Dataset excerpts
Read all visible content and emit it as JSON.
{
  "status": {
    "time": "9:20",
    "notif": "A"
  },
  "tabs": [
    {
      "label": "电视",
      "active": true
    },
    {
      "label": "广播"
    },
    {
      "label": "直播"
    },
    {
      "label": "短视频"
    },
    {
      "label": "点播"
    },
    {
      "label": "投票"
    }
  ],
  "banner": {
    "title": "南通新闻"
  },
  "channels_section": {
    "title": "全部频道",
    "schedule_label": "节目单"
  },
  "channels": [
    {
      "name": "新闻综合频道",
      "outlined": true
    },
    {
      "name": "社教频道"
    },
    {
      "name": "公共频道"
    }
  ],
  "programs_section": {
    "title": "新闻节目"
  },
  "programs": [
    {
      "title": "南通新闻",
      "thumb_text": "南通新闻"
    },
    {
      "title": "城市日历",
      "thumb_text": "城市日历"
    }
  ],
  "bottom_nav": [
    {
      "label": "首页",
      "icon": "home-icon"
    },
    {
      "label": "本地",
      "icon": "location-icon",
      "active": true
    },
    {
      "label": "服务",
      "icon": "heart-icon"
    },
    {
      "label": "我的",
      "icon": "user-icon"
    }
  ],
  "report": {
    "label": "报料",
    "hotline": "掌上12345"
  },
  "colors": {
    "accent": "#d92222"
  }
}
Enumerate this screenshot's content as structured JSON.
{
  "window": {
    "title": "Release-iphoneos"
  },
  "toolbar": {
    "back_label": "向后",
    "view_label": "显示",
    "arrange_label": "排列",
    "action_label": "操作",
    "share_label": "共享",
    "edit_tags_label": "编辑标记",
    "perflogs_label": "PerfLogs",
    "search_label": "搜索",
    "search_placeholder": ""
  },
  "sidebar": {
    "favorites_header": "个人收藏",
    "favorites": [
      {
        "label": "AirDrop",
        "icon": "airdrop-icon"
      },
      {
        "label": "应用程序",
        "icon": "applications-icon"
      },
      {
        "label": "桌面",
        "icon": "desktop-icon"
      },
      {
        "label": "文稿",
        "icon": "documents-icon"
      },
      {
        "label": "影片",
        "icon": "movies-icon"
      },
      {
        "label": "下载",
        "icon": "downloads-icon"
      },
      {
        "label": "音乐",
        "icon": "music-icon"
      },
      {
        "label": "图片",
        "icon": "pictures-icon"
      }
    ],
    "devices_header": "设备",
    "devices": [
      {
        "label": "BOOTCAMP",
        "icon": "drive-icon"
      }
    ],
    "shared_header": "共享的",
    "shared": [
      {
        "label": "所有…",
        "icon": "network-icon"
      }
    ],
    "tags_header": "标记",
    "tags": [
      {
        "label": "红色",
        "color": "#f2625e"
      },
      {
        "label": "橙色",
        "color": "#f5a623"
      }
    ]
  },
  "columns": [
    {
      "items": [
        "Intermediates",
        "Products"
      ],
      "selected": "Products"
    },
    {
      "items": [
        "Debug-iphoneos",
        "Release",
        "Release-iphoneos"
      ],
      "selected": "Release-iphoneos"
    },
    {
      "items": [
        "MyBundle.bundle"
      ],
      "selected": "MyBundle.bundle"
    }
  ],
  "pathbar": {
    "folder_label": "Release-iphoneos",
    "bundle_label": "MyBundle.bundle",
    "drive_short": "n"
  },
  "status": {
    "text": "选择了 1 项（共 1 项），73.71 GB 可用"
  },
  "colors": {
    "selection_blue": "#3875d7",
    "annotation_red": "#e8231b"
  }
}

Given instruction.
Find every line in the records that contains the word "bundle"; copy those lines.

Written solution.
        "MyBundle.bundle"
      "selected": "MyBundle.bundle"
    "bundle_label": "MyBundle.bundle",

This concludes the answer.